* THE TASK *
Repeat, line for line, the entries printed below.

START

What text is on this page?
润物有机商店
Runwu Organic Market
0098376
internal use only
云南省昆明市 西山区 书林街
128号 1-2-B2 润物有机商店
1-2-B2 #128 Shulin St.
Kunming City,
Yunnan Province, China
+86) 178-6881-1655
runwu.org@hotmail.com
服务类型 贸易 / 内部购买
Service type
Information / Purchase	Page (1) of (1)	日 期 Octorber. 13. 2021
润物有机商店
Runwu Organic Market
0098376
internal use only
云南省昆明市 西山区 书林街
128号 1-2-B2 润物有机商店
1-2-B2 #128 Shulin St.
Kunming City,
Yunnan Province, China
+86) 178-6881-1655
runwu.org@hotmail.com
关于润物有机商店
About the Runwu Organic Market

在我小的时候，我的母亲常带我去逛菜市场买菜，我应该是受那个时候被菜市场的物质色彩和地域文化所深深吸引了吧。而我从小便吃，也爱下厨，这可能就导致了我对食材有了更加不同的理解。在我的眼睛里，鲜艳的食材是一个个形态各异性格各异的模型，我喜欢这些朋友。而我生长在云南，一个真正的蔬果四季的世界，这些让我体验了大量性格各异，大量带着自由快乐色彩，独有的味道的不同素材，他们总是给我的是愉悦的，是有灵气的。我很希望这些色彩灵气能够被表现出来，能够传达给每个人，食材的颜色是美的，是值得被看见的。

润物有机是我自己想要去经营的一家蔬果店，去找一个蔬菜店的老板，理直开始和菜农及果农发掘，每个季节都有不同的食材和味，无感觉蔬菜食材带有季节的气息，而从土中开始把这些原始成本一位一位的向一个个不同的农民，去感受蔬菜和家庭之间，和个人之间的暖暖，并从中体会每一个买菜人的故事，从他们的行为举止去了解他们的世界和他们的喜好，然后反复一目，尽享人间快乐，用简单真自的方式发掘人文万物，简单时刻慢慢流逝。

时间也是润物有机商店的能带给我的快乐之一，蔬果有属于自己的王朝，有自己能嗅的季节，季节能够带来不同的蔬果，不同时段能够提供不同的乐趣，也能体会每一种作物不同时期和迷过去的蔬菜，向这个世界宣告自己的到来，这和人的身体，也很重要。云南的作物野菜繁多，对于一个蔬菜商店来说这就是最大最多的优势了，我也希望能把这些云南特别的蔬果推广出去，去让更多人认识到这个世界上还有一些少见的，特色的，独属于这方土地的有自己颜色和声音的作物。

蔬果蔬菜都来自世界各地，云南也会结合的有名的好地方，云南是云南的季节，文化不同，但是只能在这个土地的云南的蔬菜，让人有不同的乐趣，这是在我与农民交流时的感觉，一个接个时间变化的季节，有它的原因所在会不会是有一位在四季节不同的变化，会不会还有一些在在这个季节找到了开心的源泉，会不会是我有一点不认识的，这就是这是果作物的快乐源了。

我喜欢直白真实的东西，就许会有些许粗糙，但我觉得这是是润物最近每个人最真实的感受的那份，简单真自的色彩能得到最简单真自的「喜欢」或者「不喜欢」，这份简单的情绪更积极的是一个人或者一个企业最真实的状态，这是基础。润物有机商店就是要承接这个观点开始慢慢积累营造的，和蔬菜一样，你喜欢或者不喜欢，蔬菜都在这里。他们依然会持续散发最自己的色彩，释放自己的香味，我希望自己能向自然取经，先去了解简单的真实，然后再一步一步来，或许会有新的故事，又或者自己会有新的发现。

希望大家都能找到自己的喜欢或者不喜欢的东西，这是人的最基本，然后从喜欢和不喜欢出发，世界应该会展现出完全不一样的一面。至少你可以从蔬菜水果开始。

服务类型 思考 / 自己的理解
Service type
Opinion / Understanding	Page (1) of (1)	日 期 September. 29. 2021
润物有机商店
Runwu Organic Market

END

* RESULT BELOW *
What text is on this page?
润物有机商店
Runwu Organic Market
0098376
internal use only
云南省昆明市 西山区 书林街
128号 1-2-B2 润物有机商店
1-2-B2 #128 Shulin St.
Kunming City,
Yunnan Province, China
+86) 178-6881-1655
runwu.org@hotmail.com
服务类型 贸易 / 内部购买
Service type
Information / Purchase	Page (1) of (1)	日 期 Octorber. 13. 2021
润物有机商店
Runwu Organic Market
0098376
internal use only
云南省昆明市 西山区 书林街
128号 1-2-B2 润物有机商店
1-2-B2 #128 Shulin St.
Kunming City,
Yunnan Province, China
+86) 178-6881-1655
runwu.org@hotmail.com
关于润物有机商店
About the Runwu Organic Market

在我小的时候，我的母亲常带我去逛菜市场买菜，我应该是受那个时候被菜市场的物质色彩和地域文化所深深吸引了吧。而我从小便吃，也爱下厨，这可能就导致了我对食材有了更加不同的理解。在我的眼睛里，鲜艳的食材是一个个形态各异性格各异的模型，我喜欢这些朋友。而我生长在云南，一个真正的蔬果四季的世界，这些让我体验了大量性格各异，大量带着自由快乐色彩，独有的味道的不同素材，他们总是给我的是愉悦的，是有灵气的。我很希望这些色彩灵气能够被表现出来，能够传达给每个人，食材的颜色是美的，是值得被看见的。

润物有机是我自己想要去经营的一家蔬果店，去找一个蔬菜店的老板，理直开始和菜农及果农发掘，每个季节都有不同的食材和味，无感觉蔬菜食材带有季节的气息，而从土中开始把这些原始成本一位一位的向一个个不同的农民，去感受蔬菜和家庭之间，和个人之间的暖暖，并从中体会每一个买菜人的故事，从他们的行为举止去了解他们的世界和他们的喜好，然后反复一目，尽享人间快乐，用简单真自的方式发掘人文万物，简单时刻慢慢流逝。

时间也是润物有机商店的能带给我的快乐之一，蔬果有属于自己的王朝，有自己能嗅的季节，季节能够带来不同的蔬果，不同时段能够提供不同的乐趣，也能体会每一种作物不同时期和迷过去的蔬菜，向这个世界宣告自己的到来，这和人的身体，也很重要。云南的作物野菜繁多，对于一个蔬菜商店来说这就是最大最多的优势了，我也希望能把这些云南特别的蔬果推广出去，去让更多人认识到这个世界上还有一些少见的，特色的，独属于这方土地的有自己颜色和声音的作物。

蔬果蔬菜都来自世界各地，云南也会结合的有名的好地方，云南是云南的季节，文化不同，但是只能在这个土地的云南的蔬菜，让人有不同的乐趣，这是在我与农民交流时的感觉，一个接个时间变化的季节，有它的原因所在会不会是有一位在四季节不同的变化，会不会还有一些在在这个季节找到了开心的源泉，会不会是我有一点不认识的，这就是这是果作物的快乐源了。

我喜欢直白真实的东西，就许会有些许粗糙，但我觉得这是是润物最近每个人最真实的感受的那份，简单真自的色彩能得到最简单真自的「喜欢」或者「不喜欢」，这份简单的情绪更积极的是一个人或者一个企业最真实的状态，这是基础。润物有机商店就是要承接这个观点开始慢慢积累营造的，和蔬菜一样，你喜欢或者不喜欢，蔬菜都在这里。他们依然会持续散发最自己的色彩，释放自己的香味，我希望自己能向自然取经，先去了解简单的真实，然后再一步一步来，或许会有新的故事，又或者自己会有新的发现。

希望大家都能找到自己的喜欢或者不喜欢的东西，这是人的最基本，然后从喜欢和不喜欢出发，世界应该会展现出完全不一样的一面。至少你可以从蔬菜水果开始。

服务类型 思考 / 自己的理解
Service type
Opinion / Understanding	Page (1) of (1)	日 期 September. 29. 2021
润物有机商店
Runwu Organic Market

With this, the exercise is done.